144th Kentucky Derby
- Logo for the 2018 Kentucky Derby
- Location: Churchill Downs Louisville, Kentucky, United States
- Date: May 5, 2018
- Winning horse: Justify
- Winning time: 2:04.20
- Starting price: 2.90/1
- Jockey: Mike Smith
- Trainer: Bob Baffert
- Owner: China Horse Club, Head of Plains Partners, Starlight Racing, WinStar Farm
- Conditions: Sloppy (sealed)
- Surface: Dirt
- Attendance: 157,813

= 2018 Kentucky Derby =

Horse race

The 2018 Kentucky Derby (officially, the 2018 Kentucky Derby presented by Woodford Reserve) was the 144th running of the Kentucky Derby, and took place on Saturday, May 5, 2018, in Louisville, Kentucky. The field was open to 20 horses, with a purse of million. The Derby is held annually in Louisville on the first Saturday in May, at the end of the two-week-long Kentucky Derby Festival. It is a Grade I stakes race for three-year-old Thoroughbreds at a distance of 1+1/4 mi, and has been run at Churchill Downs racetrack since its inception in 1875.

The race was broadcast by NBC, with coverage by NBCSN of undercard races beginning at 12:30pm EDT and main network coverage of pre-race activities starting at 2:30pm EDT. Post time was 6:52pm EDT. The race was won by Justify, who was the post-time favorite, in a time of 2:04.20 over a sloppy track. It is the first time since 1882 that the race was won by a horse that did not race at the age of two.

==Qualification==

The Kentucky Derby is only open to three-year-old Thoroughbreds, thus all entrants in the 2018 race were part of the 2015 North American live foal crop of roughly 22,000. The field was limited to twenty horses who qualified based on points earned in the 2018 Road to the Kentucky Derby, a series of designated races that was first introduced in 2013. This point system replaced the previous graded stakes race earnings system.

The top points earner in the 2018 series was Magnum Moon (150 points), winner of the Rebel Stakes and Arkansas Derby. Good Magic, the champion two-year-old from 2017, finished second in the series by winning both the Breeders' Cup Juvenile and the Blue Grass Stakes. The other major prep winners were Noble Indy (Louisiana Derby), Mendelssohn (UAE Derby), Audible (Florida Derby), Vino Rosso (Wood Memorial) and Justify (Santa Anita Derby).

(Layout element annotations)
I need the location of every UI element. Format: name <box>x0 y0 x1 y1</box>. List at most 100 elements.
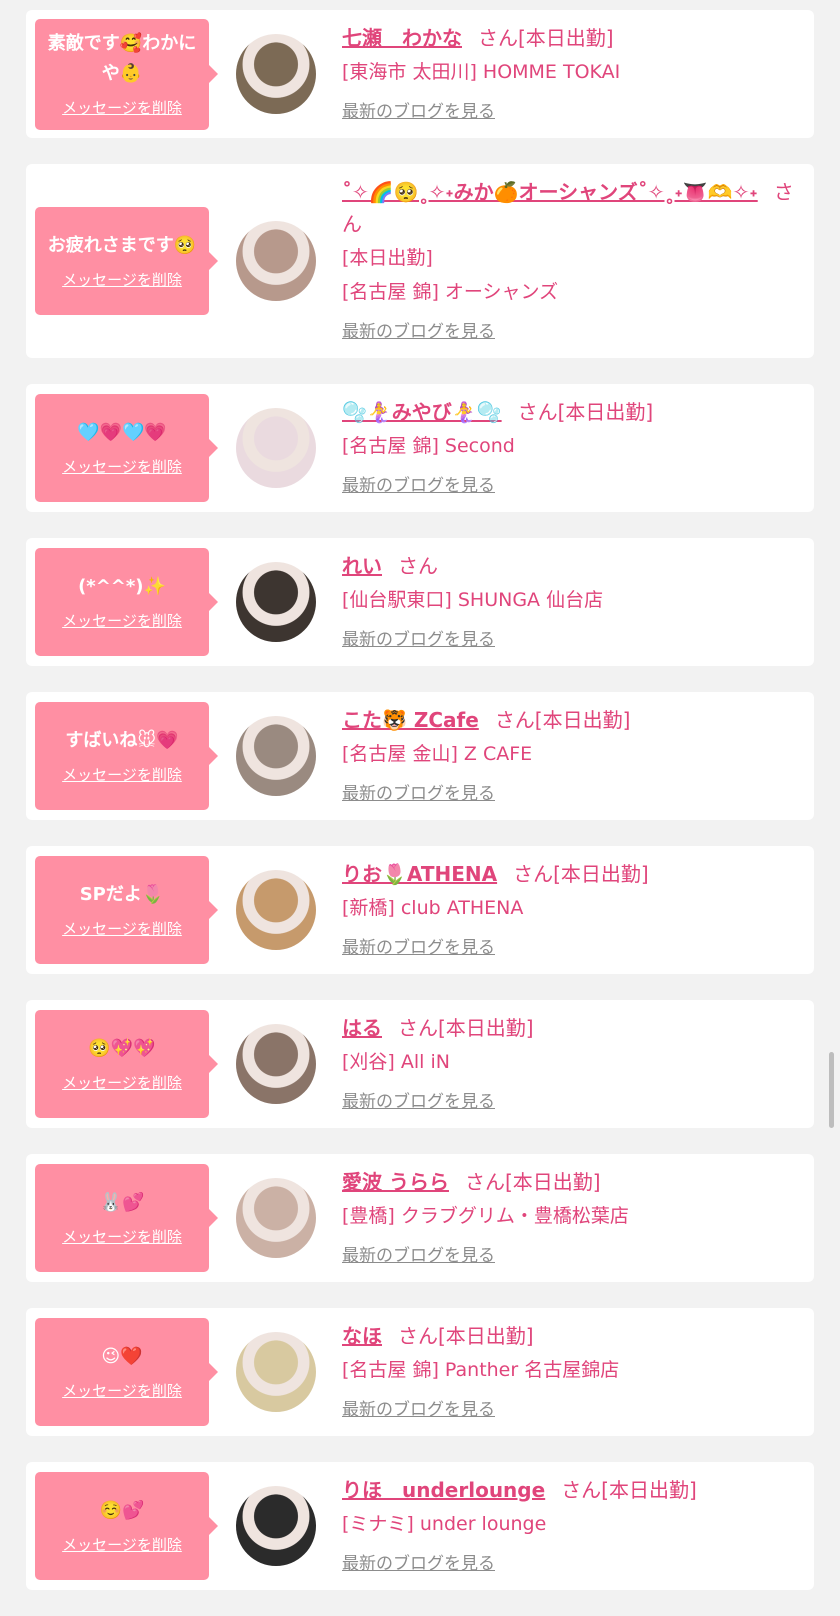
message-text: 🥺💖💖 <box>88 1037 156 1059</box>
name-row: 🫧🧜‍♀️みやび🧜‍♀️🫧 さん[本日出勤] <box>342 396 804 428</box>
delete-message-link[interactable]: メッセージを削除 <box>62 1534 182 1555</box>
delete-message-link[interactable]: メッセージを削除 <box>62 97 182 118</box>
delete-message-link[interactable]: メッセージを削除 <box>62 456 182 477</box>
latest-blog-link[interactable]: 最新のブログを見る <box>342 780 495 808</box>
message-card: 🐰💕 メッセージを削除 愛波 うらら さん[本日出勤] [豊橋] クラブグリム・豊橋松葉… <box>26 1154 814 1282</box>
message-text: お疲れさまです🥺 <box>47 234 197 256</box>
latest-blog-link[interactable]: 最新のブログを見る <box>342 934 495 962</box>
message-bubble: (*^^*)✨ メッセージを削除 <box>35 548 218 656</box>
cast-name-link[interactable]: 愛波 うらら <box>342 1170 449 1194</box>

REQUIRED TASK A: According to the 2018 Kentucky Derby article, what was the post time of the race?
REQUIRED TASK B: Copy the passage of the 2018 Kentucky Derby article starting at "The race was broadcast" and ending at "age of two.", renaming "favorite" as "top pick".

EXERCISE RESULT A: 6:52pm EDT

EXERCISE RESULT B:
The race was broadcast by NBC, with coverage by NBCSN of undercard races beginning at 12:30pm EDT and main network coverage of pre-race activities starting at 2:30pm EDT. Post time was 6:52pm EDT. The race was won by Justify, who was the post-time top pick, in a time of 2:04.20 over a sloppy track. It is the first time since 1882 that the race was won by a horse that did not race at the age of two.